◆ WHAT TO PRODUCE: Determine the number of lines in the data that include the word "kann", and write only that number.

◆ Data items:
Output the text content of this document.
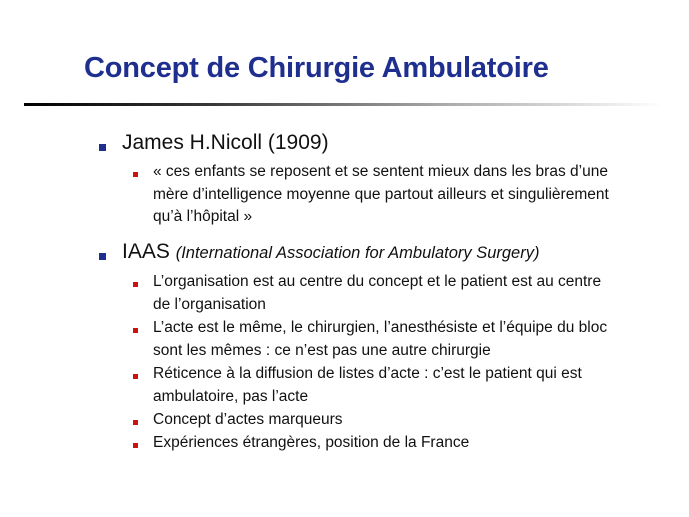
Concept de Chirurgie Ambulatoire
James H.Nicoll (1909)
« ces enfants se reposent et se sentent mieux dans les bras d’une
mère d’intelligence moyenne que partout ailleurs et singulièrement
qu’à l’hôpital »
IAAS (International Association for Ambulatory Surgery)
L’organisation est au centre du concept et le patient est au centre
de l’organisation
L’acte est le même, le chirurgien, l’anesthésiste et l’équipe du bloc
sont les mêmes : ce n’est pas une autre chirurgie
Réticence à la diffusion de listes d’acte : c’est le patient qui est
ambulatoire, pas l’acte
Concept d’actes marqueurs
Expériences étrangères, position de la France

--

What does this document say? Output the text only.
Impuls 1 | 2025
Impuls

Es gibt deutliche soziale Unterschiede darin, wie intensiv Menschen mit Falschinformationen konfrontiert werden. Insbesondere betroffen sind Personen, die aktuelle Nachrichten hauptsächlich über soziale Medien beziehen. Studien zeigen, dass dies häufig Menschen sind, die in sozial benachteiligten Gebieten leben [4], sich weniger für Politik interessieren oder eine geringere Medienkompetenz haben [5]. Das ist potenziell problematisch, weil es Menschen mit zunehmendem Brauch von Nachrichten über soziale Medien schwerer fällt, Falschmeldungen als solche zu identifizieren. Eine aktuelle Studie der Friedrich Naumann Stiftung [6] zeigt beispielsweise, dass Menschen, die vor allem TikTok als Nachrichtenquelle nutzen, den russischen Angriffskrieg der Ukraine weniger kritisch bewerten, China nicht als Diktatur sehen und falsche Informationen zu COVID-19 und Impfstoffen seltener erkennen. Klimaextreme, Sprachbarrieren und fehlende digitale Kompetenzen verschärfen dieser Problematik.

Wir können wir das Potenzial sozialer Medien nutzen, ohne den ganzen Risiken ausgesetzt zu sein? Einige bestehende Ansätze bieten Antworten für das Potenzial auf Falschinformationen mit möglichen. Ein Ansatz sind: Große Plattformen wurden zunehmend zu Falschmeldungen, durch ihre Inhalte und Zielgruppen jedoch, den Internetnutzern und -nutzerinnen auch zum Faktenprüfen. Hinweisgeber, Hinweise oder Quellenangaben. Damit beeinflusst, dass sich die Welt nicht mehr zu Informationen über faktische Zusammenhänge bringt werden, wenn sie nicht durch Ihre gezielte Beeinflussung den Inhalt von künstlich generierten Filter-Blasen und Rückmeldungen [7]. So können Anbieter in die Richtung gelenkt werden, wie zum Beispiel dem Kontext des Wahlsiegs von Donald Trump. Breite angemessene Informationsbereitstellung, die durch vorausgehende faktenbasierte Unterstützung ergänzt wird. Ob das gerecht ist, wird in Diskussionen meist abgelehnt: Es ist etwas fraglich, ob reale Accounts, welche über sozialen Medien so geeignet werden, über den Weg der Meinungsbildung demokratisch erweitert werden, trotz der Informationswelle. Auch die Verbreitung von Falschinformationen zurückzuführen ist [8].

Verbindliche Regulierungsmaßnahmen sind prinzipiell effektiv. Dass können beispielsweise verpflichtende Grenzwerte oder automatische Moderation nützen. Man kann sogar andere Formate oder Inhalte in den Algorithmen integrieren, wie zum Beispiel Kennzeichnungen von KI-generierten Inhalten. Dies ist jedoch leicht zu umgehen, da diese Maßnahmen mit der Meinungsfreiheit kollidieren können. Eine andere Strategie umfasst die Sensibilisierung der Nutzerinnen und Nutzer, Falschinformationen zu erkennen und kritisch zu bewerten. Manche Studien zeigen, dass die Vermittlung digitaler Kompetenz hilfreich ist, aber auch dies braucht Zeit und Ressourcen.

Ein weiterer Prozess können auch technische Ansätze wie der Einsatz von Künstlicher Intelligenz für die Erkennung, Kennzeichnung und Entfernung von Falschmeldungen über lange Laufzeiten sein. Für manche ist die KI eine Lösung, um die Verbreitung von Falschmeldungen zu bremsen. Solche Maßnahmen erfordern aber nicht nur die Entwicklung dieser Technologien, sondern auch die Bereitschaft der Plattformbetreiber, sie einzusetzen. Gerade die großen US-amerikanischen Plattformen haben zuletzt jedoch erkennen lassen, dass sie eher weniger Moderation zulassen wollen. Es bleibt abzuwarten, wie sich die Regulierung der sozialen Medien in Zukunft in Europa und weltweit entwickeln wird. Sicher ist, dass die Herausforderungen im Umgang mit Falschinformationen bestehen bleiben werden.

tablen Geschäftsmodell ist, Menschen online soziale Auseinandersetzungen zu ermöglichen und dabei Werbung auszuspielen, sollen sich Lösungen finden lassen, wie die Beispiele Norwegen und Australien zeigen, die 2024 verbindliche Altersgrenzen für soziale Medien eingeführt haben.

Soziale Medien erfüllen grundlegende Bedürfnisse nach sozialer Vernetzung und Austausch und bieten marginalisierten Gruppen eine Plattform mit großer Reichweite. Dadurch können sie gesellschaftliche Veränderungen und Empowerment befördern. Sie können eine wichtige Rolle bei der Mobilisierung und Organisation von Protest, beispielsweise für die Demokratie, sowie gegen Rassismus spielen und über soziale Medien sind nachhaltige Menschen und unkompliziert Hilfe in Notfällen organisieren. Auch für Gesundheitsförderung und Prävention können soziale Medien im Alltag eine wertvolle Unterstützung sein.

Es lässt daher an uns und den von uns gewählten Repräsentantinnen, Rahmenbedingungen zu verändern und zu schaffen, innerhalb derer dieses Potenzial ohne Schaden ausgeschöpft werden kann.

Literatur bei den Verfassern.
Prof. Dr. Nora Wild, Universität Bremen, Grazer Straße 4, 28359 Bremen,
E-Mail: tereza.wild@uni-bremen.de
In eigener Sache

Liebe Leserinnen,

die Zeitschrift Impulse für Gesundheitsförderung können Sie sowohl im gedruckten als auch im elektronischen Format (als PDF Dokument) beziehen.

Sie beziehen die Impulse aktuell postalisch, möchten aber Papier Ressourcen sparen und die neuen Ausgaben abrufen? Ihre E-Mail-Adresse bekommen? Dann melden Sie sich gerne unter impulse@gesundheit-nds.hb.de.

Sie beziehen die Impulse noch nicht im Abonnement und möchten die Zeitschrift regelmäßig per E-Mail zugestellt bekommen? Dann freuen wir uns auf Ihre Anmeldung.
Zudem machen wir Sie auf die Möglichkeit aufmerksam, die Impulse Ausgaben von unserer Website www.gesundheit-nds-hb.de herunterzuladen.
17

◆ ANSWER BELOW: 2